[TEXT EXCERPT Boundary: Start]


  • Mojca PECMAN (Paris-VII)
    Approche onomasiologique de la langue scientifique générale
    (Onomasiological approach of general scientific language)
    pp. 79-96

    This study aims at developing a method for investigating the invariants across different scientific discourses. The paper illustrates a model analysis for processing general scientific vocabulary by applying three complementary approaches: cross-disciplinary, onomasiological and phraseological. The combination of these approaches allows us to bypass traditional methods generally based on a lexical analysis of a single domain. We first define the borderline between the specialised scientific language features and those features that are common to various scientific discourses, then we present a corpus-based study of a combinatorial profile of lexical resources used for formulating general scientific ideas. This method thus provides a framework for the modelling of general scientific language resources.

  • Agnès SÁNDOR (Xerox Research Centre Europe, Meylan)
    Modeling metadiscourse conveying the author's rhetorical strategy in biomedical research abstracts
    pp. 97-108

    The importance of the role of metadiscourse is increasingly recognized for natural language processing applications like text-mining and information extraction. Thus the detection of metadiscourse has recently been identified as a task in several domains, including the processing of scientific literature. We have developed a natural language processing system that detects and highlights in biomedical research abstracts a particular kind of metadiscourse that conveys the author’s rhetorical strategy. In this paper we describe the model of rhetorical metadiscourse underlying the system. Our model, combining and extending previous discourse analysis methods and models, is based on both conceptual and syntactic analyses of metadiscourse. We argue that this model is effective for automatic processing.

  • Françoise BOCH, Francis GROSSMANN & Fanny RINCK (Grenoble 3 / Université Grenoble-Alpes)
    Conformément à nos attentes... : les marqueurs de convergence/divergence dans l'article de linguistique
    (As expected...: markers of convergence/divergence in linguistic articles)

[TEXT EXCERPT Boundary: End]

TASK REQUIREMENTS:
**1)** From the excerpt of abstracts on scientific language, can you write out everything from "Conformément à nos" down to "in linguistic articles)"?
**2)** In the excerpt of abstracts on scientific language, how would you rewrite the paragraph beginning "The importance of the role of metadiscourse" as a short list that keeps its main facts?
**3)** What comes next in the excerpt of abstracts on scientific language, after the last line shown?

[RAW DATA Boundary: Start]

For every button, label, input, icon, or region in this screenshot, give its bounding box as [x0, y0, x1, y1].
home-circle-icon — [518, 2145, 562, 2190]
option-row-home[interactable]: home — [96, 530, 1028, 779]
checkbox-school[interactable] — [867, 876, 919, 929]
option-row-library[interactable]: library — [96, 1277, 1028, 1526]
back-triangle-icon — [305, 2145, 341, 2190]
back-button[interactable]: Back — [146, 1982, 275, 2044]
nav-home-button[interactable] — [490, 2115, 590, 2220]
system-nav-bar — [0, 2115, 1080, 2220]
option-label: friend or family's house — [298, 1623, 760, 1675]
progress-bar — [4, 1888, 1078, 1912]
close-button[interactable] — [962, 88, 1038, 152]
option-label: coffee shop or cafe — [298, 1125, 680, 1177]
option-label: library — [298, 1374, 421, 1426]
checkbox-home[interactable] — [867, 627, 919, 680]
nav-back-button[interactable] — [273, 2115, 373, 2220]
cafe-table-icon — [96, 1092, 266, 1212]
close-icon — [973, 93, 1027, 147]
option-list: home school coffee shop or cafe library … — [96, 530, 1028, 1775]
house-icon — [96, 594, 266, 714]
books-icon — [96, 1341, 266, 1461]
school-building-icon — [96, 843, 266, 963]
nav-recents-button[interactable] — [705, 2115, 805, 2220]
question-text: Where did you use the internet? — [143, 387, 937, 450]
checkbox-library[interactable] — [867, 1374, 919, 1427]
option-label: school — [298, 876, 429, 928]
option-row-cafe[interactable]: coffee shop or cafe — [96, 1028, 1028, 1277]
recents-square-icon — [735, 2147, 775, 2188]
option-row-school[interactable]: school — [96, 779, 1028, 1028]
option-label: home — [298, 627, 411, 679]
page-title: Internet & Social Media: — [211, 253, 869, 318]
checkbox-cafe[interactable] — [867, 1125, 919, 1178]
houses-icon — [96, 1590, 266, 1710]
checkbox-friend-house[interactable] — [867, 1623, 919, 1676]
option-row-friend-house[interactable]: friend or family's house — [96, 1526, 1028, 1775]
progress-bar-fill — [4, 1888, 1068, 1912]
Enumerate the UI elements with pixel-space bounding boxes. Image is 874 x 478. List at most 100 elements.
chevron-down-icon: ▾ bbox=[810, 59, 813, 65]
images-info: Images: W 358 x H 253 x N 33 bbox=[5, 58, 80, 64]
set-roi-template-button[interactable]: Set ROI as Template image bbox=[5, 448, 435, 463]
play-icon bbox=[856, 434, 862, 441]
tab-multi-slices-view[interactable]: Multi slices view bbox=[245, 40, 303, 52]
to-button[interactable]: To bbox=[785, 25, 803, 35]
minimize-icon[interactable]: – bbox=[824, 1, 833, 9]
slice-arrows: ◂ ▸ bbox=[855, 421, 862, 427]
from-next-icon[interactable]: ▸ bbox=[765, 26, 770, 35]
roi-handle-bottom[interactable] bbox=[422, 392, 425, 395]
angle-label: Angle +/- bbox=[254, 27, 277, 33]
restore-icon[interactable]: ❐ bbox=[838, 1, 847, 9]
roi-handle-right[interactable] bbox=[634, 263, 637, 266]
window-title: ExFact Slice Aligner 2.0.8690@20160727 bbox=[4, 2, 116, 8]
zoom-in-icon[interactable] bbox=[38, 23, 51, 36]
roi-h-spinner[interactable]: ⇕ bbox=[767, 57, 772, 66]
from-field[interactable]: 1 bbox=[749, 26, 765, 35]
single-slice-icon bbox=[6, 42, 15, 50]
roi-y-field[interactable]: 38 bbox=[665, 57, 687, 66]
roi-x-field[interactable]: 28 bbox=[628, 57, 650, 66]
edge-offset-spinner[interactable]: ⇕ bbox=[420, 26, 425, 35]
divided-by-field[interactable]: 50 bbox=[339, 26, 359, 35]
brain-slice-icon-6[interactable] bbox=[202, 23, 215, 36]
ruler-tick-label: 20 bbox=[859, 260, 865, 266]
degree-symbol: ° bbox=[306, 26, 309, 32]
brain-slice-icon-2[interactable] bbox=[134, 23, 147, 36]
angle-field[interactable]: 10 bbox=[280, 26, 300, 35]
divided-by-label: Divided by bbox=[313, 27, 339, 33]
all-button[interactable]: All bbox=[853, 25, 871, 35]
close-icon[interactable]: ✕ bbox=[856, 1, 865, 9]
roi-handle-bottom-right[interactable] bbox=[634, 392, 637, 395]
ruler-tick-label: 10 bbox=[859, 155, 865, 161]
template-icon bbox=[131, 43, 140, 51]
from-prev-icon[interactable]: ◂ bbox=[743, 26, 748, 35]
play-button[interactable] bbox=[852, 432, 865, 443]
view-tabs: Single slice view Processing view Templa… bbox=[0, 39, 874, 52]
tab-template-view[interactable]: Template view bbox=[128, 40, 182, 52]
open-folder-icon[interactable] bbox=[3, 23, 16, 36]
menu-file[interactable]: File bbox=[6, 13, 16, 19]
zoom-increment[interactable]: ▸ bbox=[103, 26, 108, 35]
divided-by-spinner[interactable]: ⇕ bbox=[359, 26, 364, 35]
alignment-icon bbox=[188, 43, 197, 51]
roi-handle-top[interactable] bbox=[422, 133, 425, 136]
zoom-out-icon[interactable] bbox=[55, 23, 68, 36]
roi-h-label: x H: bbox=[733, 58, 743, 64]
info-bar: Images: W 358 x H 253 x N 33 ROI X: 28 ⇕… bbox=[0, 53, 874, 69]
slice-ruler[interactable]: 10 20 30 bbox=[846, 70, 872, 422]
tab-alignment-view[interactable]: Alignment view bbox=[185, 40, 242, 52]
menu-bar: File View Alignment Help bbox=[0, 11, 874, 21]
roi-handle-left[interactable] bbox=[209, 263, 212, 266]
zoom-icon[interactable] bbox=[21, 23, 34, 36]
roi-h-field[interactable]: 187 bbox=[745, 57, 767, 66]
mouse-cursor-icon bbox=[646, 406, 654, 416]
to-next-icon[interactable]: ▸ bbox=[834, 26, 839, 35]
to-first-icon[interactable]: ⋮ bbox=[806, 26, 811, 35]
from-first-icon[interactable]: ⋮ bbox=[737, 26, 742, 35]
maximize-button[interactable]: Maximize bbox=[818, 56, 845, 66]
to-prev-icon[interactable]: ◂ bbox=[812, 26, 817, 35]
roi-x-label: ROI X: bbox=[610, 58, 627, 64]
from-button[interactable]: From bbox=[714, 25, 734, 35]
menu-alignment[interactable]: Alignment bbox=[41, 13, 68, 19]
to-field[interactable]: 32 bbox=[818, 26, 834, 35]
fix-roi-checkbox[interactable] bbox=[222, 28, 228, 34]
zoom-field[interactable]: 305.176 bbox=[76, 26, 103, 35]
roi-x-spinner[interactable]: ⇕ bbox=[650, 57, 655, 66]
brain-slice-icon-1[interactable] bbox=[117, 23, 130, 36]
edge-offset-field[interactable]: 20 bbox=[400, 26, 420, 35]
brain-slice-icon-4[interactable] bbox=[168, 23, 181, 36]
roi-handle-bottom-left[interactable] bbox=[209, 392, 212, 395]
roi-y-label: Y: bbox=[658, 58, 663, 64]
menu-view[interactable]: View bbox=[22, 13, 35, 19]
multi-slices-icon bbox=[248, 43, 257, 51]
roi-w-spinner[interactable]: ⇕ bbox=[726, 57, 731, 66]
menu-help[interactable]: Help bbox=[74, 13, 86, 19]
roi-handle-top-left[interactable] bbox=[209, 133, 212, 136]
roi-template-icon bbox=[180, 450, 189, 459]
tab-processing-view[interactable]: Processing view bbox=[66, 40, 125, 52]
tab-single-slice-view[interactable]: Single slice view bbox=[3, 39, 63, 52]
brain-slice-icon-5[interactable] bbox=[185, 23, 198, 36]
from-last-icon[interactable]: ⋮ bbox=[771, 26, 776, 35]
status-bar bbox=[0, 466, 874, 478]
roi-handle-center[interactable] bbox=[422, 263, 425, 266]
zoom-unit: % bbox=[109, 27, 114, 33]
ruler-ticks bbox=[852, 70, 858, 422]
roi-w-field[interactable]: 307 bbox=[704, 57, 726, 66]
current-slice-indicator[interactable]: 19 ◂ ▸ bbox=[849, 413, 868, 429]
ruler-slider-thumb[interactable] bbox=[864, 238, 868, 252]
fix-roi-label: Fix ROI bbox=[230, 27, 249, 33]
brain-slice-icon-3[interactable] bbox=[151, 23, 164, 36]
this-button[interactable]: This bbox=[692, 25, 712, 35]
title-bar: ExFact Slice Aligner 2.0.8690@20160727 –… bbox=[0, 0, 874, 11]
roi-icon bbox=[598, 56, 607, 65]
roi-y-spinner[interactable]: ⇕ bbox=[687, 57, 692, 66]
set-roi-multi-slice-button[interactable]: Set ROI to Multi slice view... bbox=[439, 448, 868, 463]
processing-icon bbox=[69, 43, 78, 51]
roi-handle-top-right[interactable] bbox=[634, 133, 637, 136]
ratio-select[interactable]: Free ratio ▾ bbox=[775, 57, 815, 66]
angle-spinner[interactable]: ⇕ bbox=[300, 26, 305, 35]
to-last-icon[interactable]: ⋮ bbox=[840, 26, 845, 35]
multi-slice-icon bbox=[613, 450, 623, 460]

[RAW DATA Boundary: End]

ANSWERS TO THE EXERCISE:
**1)**
Conformément à nos attentes... : les marqueurs de convergence/divergence dans l'article de linguistique
    (As expected...: markers of convergence/divergence in linguistic articles)

**2)**
- Metadiscourse is increasingly seen as important for natural language processing applications such as text-mining and information extraction.
- Detecting metadiscourse has recently been identified as a task in several domains, including the processing of scientific literature.
- The authors built a natural language processing system that detects and highlights, in biomedical research abstracts, metadiscourse conveying the author's rhetorical strategy.
- The paper describes the model of rhetorical metadiscourse behind the system.
- The model combines and extends earlier discourse analysis methods and models and rests on both conceptual and syntactic analyses of metadiscourse.
- The authors argue that the model is effective for automatic processing.

**3)**
    pp. 109-122

    This article presents the qualitative analysis of a corpus of published linguistics articles. Two types of lexical markers were studied: those signaling convergence (e.g. conformément à nos attentes) or signaling divergence (e.g. contre toute attente), in relation to the expectations of the writer-researcher or of the larger scientific community. The objective of this study is to examine to what extent these markers reveal the way the writer-researcher constructs and validates knowledge in their article. The corpus analysis found several functions for these markers, thus highlighting a wide variety of possible expectations. As a result, we argue that such an analysis must not only see these markers as linked to other terms but must also to take into account their relation to the entire text. Therefore, markers of convergence and divergence may not necessarily be the locus of an implied scientific reasoning. However, they potentially express various epistemological styles.

  • Dirk SIEPMANN (Osnabrück, Allemagne)
    Les marqueurs de discours polylexicaux en français scientifique
    (Markers of polylexical discourse in scientific French)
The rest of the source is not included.